## What you are asked to do
Across the records below, how many lines include the string "dropcap"? State the number and nothing more.
*** Supplied material ***
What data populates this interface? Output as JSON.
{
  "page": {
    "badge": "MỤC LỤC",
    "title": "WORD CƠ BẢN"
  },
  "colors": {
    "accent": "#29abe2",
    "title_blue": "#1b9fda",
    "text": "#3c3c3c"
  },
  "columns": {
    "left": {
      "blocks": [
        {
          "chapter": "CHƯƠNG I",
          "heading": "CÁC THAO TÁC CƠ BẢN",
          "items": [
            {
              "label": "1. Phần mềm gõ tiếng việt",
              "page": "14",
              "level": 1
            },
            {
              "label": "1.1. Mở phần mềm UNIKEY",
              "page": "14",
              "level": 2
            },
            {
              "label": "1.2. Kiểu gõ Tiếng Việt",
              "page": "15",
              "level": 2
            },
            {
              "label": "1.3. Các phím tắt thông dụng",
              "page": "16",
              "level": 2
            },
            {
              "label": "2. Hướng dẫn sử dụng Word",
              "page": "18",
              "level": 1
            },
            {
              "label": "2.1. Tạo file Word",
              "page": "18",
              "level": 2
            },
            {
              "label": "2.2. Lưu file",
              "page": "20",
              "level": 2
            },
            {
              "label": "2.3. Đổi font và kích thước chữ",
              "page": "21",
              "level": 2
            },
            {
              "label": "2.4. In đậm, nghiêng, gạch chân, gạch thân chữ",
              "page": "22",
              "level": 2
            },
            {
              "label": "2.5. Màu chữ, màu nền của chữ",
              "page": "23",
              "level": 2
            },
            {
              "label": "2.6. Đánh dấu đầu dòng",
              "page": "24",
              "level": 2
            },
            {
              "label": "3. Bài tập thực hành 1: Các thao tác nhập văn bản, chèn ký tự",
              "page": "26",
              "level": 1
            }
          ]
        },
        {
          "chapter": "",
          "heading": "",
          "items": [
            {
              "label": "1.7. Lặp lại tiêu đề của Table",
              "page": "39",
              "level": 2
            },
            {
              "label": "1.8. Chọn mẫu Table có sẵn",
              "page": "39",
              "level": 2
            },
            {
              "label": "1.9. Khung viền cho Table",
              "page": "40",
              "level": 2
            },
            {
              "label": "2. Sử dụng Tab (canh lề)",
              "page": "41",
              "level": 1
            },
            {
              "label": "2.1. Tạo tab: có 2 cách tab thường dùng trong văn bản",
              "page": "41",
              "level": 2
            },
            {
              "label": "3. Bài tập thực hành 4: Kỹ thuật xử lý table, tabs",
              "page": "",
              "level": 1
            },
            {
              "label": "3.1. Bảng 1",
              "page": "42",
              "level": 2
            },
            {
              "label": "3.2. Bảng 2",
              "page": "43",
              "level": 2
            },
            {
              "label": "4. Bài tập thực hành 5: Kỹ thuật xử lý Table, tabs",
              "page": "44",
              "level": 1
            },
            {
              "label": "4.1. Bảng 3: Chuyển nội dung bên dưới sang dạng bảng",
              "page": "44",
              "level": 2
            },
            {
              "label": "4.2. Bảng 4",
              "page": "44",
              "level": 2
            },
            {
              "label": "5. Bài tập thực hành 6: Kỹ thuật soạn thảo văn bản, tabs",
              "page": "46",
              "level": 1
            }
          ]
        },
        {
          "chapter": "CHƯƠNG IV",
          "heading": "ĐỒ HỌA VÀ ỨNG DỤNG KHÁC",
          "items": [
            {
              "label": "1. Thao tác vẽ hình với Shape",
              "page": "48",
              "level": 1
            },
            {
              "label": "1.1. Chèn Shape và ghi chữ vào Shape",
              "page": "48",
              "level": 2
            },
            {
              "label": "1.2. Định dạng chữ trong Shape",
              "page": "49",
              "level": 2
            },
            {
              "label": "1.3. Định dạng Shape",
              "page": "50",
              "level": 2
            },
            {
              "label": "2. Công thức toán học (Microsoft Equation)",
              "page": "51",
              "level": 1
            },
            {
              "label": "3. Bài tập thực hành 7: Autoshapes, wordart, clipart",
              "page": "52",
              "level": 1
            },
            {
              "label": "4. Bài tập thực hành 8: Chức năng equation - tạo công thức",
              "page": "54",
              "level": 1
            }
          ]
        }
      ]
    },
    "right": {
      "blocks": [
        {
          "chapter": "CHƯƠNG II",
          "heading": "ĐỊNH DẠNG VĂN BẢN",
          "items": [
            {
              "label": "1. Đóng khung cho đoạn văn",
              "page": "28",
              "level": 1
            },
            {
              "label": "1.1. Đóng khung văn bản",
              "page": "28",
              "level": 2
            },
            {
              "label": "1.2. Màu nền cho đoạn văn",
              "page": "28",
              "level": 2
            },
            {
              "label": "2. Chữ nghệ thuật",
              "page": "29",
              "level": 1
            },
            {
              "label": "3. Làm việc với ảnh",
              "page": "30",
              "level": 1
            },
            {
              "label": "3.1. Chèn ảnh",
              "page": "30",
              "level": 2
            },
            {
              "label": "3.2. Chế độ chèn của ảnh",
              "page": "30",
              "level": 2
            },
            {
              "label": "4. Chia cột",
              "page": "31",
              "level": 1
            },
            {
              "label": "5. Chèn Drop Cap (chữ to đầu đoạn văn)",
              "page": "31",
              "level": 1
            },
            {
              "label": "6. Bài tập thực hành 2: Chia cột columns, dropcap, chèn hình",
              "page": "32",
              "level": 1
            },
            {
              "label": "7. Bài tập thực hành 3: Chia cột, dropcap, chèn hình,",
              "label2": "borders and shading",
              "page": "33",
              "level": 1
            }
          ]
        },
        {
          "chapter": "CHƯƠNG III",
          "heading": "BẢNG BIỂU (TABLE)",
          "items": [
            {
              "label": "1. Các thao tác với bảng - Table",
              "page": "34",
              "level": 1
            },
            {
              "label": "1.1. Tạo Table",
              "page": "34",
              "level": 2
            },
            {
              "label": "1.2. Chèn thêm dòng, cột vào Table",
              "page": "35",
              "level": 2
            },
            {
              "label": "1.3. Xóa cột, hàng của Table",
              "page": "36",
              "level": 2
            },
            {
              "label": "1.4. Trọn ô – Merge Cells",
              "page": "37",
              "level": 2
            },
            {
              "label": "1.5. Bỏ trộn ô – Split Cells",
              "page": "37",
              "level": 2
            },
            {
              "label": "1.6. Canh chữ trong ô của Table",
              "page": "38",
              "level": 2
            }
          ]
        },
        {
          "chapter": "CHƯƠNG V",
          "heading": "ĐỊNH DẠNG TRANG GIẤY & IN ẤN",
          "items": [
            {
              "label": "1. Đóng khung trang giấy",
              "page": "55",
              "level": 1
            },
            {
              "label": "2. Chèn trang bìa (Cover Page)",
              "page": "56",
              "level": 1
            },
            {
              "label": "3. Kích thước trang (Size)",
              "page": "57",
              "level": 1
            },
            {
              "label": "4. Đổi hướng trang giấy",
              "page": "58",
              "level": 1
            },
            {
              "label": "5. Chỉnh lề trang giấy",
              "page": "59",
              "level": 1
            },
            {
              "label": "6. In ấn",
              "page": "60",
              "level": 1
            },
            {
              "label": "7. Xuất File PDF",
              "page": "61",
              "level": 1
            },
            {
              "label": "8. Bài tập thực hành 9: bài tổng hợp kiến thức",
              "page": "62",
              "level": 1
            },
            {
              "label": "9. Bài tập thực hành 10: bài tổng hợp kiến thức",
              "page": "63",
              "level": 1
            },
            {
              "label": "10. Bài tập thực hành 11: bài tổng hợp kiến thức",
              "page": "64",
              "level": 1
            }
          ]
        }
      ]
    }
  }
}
***
## Worked solution
2